■ **EXERCISE REQUIREMENTS**
Exactly as written, print each record in the listing.

* * *

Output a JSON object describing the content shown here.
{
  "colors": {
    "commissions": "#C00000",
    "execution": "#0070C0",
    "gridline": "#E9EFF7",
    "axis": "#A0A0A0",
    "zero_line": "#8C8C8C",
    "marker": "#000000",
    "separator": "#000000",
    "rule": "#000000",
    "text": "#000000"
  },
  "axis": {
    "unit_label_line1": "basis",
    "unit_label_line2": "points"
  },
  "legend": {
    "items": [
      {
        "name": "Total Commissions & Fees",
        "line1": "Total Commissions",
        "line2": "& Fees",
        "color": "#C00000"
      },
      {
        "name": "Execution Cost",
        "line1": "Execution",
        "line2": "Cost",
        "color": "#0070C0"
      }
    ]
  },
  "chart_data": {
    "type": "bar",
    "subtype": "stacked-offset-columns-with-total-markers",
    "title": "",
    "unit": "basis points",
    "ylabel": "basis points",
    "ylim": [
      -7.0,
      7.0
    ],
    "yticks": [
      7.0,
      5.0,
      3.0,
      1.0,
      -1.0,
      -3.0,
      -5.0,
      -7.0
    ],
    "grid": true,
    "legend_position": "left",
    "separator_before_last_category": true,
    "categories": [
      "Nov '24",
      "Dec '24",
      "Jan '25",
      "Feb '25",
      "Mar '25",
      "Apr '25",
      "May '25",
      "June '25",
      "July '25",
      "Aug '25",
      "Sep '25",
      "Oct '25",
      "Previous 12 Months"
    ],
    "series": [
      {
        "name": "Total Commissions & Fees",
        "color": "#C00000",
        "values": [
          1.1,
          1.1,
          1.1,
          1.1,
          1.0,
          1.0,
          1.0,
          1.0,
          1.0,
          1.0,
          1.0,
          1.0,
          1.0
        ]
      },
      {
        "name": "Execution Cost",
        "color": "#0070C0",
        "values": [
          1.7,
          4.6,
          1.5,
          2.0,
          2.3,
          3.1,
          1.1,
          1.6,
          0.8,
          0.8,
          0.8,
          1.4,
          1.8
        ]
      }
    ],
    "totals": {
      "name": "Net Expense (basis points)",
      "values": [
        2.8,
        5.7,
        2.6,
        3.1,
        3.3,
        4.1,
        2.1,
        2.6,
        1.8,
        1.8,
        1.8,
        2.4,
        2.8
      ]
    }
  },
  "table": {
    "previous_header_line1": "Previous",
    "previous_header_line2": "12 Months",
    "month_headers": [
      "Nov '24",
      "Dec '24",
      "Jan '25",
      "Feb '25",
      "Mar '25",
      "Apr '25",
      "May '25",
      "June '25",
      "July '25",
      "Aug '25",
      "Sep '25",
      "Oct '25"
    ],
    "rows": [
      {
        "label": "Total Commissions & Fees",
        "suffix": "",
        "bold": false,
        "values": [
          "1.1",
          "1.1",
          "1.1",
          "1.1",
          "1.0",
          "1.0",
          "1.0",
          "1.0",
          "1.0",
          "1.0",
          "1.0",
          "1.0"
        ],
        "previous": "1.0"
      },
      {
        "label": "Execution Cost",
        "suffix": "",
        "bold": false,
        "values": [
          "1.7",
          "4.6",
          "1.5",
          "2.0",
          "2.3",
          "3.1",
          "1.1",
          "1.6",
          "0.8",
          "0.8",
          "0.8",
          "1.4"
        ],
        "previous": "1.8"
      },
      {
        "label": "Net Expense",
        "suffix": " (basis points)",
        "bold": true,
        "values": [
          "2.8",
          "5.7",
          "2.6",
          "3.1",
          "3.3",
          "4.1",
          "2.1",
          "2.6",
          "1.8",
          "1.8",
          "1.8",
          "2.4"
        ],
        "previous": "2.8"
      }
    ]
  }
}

* * *

■ **EXPECTED OUTPUT**
Output a JSON object describing the content shown here.
{
  "colors": {
    "commissions": "#C00000",
    "execution": "#0070C0",
    "gridline": "#E9EFF7",
    "axis": "#A0A0A0",
    "zero_line": "#8C8C8C",
    "marker": "#000000",
    "separator": "#000000",
    "rule": "#000000",
    "text": "#000000"
  },
  "axis": {
    "unit_label_line1": "basis",
    "unit_label_line2": "points"
  },
  "legend": {
    "items": [
      {
        "name": "Total Commissions & Fees",
        "line1": "Total Commissions",
        "line2": "& Fees",
        "color": "#C00000"
      },
      {
        "name": "Execution Cost",
        "line1": "Execution",
        "line2": "Cost",
        "color": "#0070C0"
      }
    ]
  },
  "chart_data": {
    "type": "bar",
    "subtype": "stacked-offset-columns-with-total-markers",
    "title": "",
    "unit": "basis points",
    "ylabel": "basis points",
    "ylim": [
      -7.0,
      7.0
    ],
    "yticks": [
      7.0,
      5.0,
      3.0,
      1.0,
      -1.0,
      -3.0,
      -5.0,
      -7.0
    ],
    "grid": true,
    "legend_position": "left",
    "separator_before_last_category": true,
    "categories": [
      "Nov '24",
      "Dec '24",
      "Jan '25",
      "Feb '25",
      "Mar '25",
      "Apr '25",
      "May '25",
      "June '25",
      "July '25",
      "Aug '25",
      "Sep '25",
      "Oct '25",
      "Previous 12 Months"
    ],
    "series": [
      {
        "name": "Total Commissions & Fees",
        "color": "#C00000",
        "values": [
          1.1,
          1.1,
          1.1,
          1.1,
          1.0,
          1.0,
          1.0,
          1.0,
          1.0,
          1.0,
          1.0,
          1.0,
          1.0
        ]
      },
      {
        "name": "Execution Cost",
        "color": "#0070C0",
        "values": [
          1.7,
          4.6,
          1.5,
          2.0,
          2.3,
          3.1,
          1.1,
          1.6,
          0.8,
          0.8,
          0.8,
          1.4,
          1.8
        ]
      }
    ],
    "totals": {
      "name": "Net Expense (basis points)",
      "values": [
        2.8,
        5.7,
        2.6,
        3.1,
        3.3,
        4.1,
        2.1,
        2.6,
        1.8,
        1.8,
        1.8,
        2.4,
        2.8
      ]
    }
  },
  "table": {
    "previous_header_line1": "Previous",
    "previous_header_line2": "12 Months",
    "month_headers": [
      "Nov '24",
      "Dec '24",
      "Jan '25",
      "Feb '25",
      "Mar '25",
      "Apr '25",
      "May '25",
      "June '25",
      "July '25",
      "Aug '25",
      "Sep '25",
      "Oct '25"
    ],
    "rows": [
      {
        "label": "Total Commissions & Fees",
        "suffix": "",
        "bold": false,
        "values": [
          "1.1",
          "1.1",
          "1.1",
          "1.1",
          "1.0",
          "1.0",
          "1.0",
          "1.0",
          "1.0",
          "1.0",
          "1.0",
          "1.0"
        ],
        "previous": "1.0"
      },
      {
        "label": "Execution Cost",
        "suffix": "",
        "bold": false,
        "values": [
          "1.7",
          "4.6",
          "1.5",
          "2.0",
          "2.3",
          "3.1",
          "1.1",
          "1.6",
          "0.8",
          "0.8",
          "0.8",
          "1.4"
        ],
        "previous": "1.8"
      },
      {
        "label": "Net Expense",
        "suffix": " (basis points)",
        "bold": true,
        "values": [
          "2.8",
          "5.7",
          "2.6",
          "3.1",
          "3.3",
          "4.1",
          "2.1",
          "2.6",
          "1.8",
          "1.8",
          "1.8",
          "2.4"
        ],
        "previous": "2.8"
      }
    ]
  }
}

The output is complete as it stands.